Return the entries below in their exact form, leaving the pictures out.

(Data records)

---*---

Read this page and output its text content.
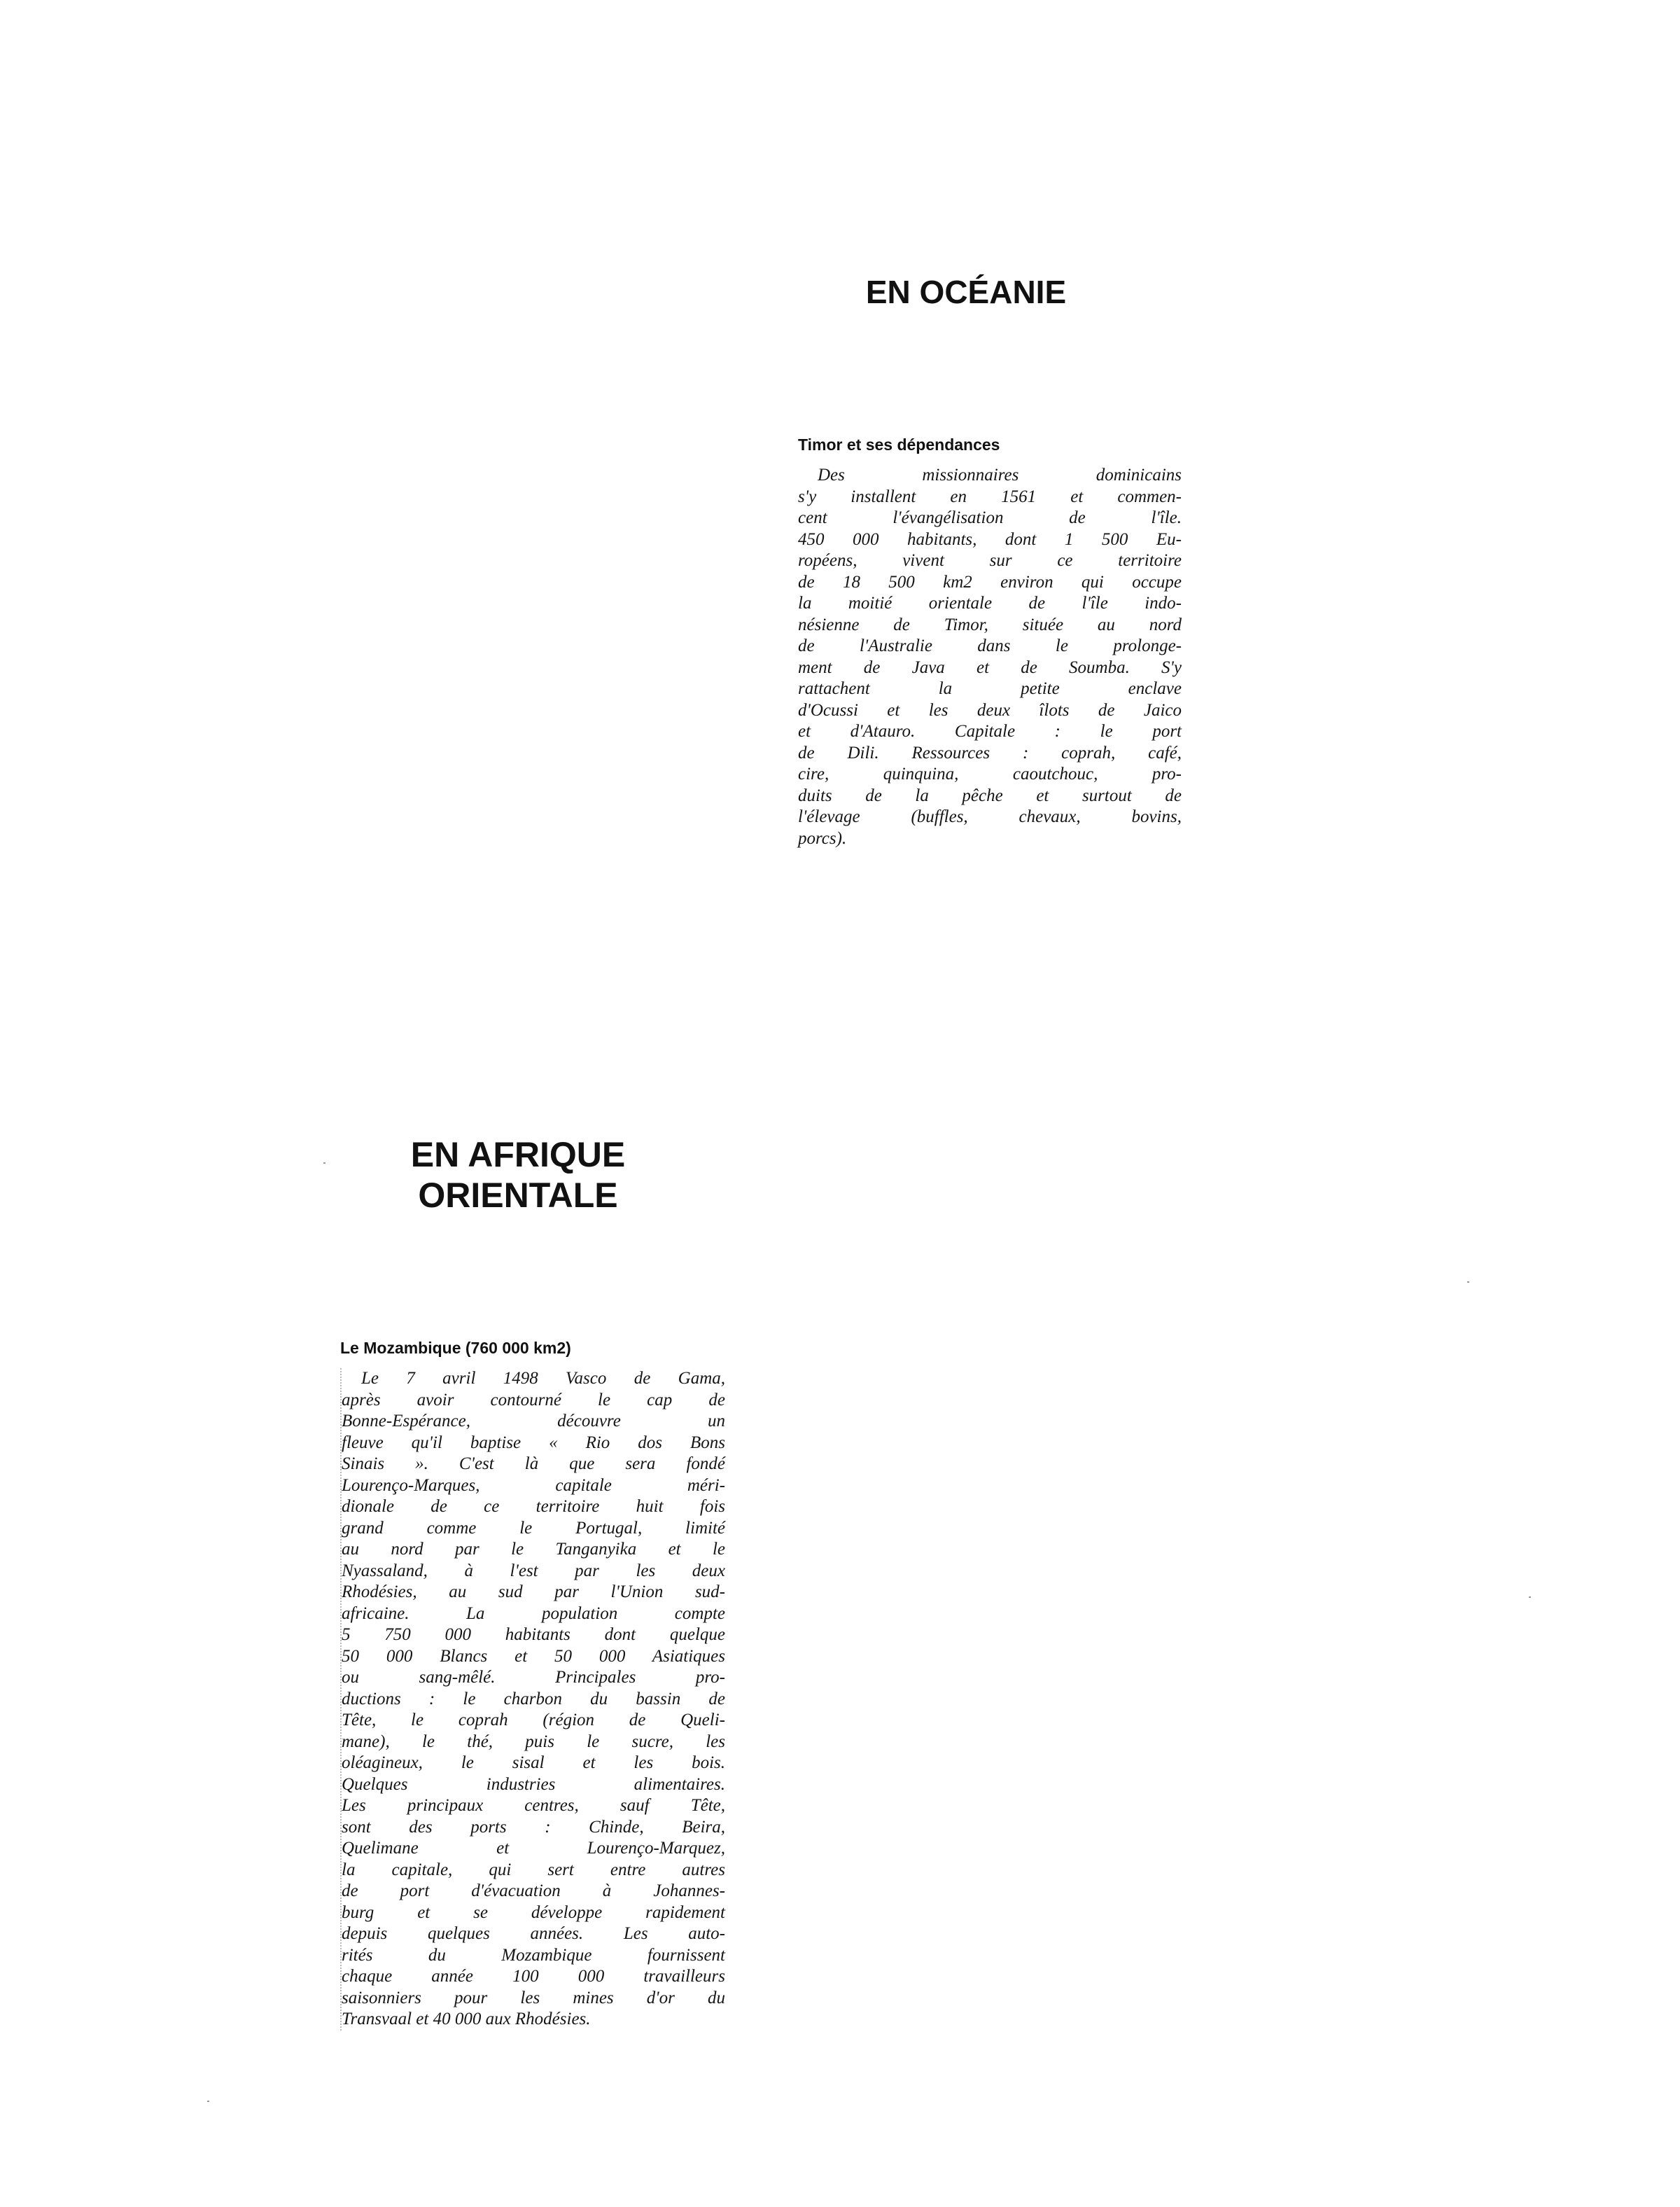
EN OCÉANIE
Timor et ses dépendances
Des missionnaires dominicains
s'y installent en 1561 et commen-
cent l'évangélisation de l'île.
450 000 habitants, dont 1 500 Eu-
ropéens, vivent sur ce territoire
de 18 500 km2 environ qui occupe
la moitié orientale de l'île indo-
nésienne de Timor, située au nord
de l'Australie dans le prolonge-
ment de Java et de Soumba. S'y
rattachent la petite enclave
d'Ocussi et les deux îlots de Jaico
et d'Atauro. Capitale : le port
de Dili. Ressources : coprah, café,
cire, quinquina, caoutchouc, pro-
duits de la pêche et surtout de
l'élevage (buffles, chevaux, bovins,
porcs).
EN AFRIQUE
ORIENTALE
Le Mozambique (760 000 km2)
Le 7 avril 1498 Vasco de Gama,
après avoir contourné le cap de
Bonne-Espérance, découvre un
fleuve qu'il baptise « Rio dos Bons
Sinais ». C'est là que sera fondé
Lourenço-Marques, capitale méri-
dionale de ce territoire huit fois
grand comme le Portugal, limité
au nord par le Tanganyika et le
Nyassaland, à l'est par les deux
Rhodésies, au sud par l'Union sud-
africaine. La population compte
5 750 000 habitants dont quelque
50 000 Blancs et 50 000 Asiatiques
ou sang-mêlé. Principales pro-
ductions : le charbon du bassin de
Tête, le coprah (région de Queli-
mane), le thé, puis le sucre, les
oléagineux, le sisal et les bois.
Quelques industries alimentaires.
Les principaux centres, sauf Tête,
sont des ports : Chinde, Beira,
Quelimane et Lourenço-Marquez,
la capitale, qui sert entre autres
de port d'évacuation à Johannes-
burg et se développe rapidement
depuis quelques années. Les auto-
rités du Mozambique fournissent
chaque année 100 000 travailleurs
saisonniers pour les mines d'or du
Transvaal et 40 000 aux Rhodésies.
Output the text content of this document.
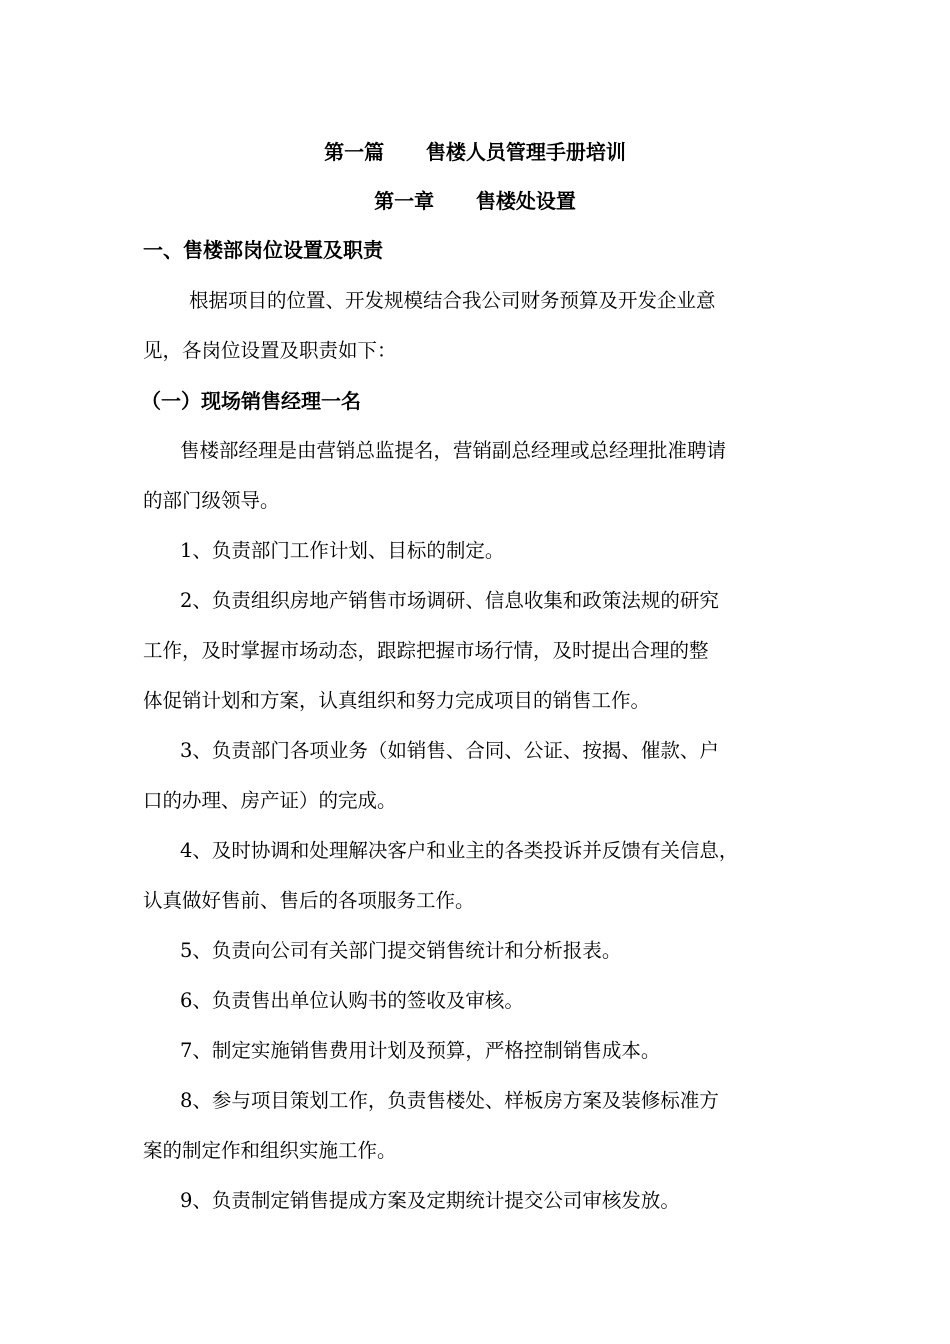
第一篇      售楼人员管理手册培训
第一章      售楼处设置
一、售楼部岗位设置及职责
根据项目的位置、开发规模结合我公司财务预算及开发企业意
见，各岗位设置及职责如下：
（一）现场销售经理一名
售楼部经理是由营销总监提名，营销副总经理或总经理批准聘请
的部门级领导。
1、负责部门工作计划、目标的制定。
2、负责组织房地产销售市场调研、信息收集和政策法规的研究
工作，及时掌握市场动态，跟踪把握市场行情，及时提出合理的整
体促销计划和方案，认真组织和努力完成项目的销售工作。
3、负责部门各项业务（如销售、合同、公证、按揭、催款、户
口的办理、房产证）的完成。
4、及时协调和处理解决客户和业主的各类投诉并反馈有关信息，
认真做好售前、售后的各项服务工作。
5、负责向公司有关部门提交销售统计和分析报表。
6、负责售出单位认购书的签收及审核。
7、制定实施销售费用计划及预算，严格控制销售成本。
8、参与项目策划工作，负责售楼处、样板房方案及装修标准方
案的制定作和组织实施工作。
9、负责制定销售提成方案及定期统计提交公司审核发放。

---*---

Output of the task.
Read this page and output its text content.
EN OCÉANIE
Timor et ses dépendances
Des missionnaires dominicains
s'y installent en 1561 et commen-
cent l'évangélisation de l'île.
450 000 habitants, dont 1 500 Eu-
ropéens, vivent sur ce territoire
de 18 500 km2 environ qui occupe
la moitié orientale de l'île indo-
nésienne de Timor, située au nord
de l'Australie dans le prolonge-
ment de Java et de Soumba. S'y
rattachent la petite enclave
d'Ocussi et les deux îlots de Jaico
et d'Atauro. Capitale : le port
de Dili. Ressources : coprah, café,
cire, quinquina, caoutchouc, pro-
duits de la pêche et surtout de
l'élevage (buffles, chevaux, bovins,
porcs).
EN AFRIQUE
ORIENTALE
Le Mozambique (760 000 km2)
Le 7 avril 1498 Vasco de Gama,
après avoir contourné le cap de
Bonne-Espérance, découvre un
fleuve qu'il baptise « Rio dos Bons
Sinais ». C'est là que sera fondé
Lourenço-Marques, capitale méri-
dionale de ce territoire huit fois
grand comme le Portugal, limité
au nord par le Tanganyika et le
Nyassaland, à l'est par les deux
Rhodésies, au sud par l'Union sud-
africaine. La population compte
5 750 000 habitants dont quelque
50 000 Blancs et 50 000 Asiatiques
ou sang-mêlé. Principales pro-
ductions : le charbon du bassin de
Tête, le coprah (région de Queli-
mane), le thé, puis le sucre, les
oléagineux, le sisal et les bois.
Quelques industries alimentaires.
Les principaux centres, sauf Tête,
sont des ports : Chinde, Beira,
Quelimane et Lourenço-Marquez,
la capitale, qui sert entre autres
de port d'évacuation à Johannes-
burg et se développe rapidement
depuis quelques années. Les auto-
rités du Mozambique fournissent
chaque année 100 000 travailleurs
saisonniers pour les mines d'or du
Transvaal et 40 000 aux Rhodésies.
Output the text content of this document.
第一篇      售楼人员管理手册培训
第一章      售楼处设置
一、售楼部岗位设置及职责
根据项目的位置、开发规模结合我公司财务预算及开发企业意
见，各岗位设置及职责如下：
（一）现场销售经理一名
售楼部经理是由营销总监提名，营销副总经理或总经理批准聘请
的部门级领导。
1、负责部门工作计划、目标的制定。
2、负责组织房地产销售市场调研、信息收集和政策法规的研究
工作，及时掌握市场动态，跟踪把握市场行情，及时提出合理的整
体促销计划和方案，认真组织和努力完成项目的销售工作。
3、负责部门各项业务（如销售、合同、公证、按揭、催款、户
口的办理、房产证）的完成。
4、及时协调和处理解决客户和业主的各类投诉并反馈有关信息，
认真做好售前、售后的各项服务工作。
5、负责向公司有关部门提交销售统计和分析报表。
6、负责售出单位认购书的签收及审核。
7、制定实施销售费用计划及预算，严格控制销售成本。
8、参与项目策划工作，负责售楼处、样板房方案及装修标准方
案的制定作和组织实施工作。
9、负责制定销售提成方案及定期统计提交公司审核发放。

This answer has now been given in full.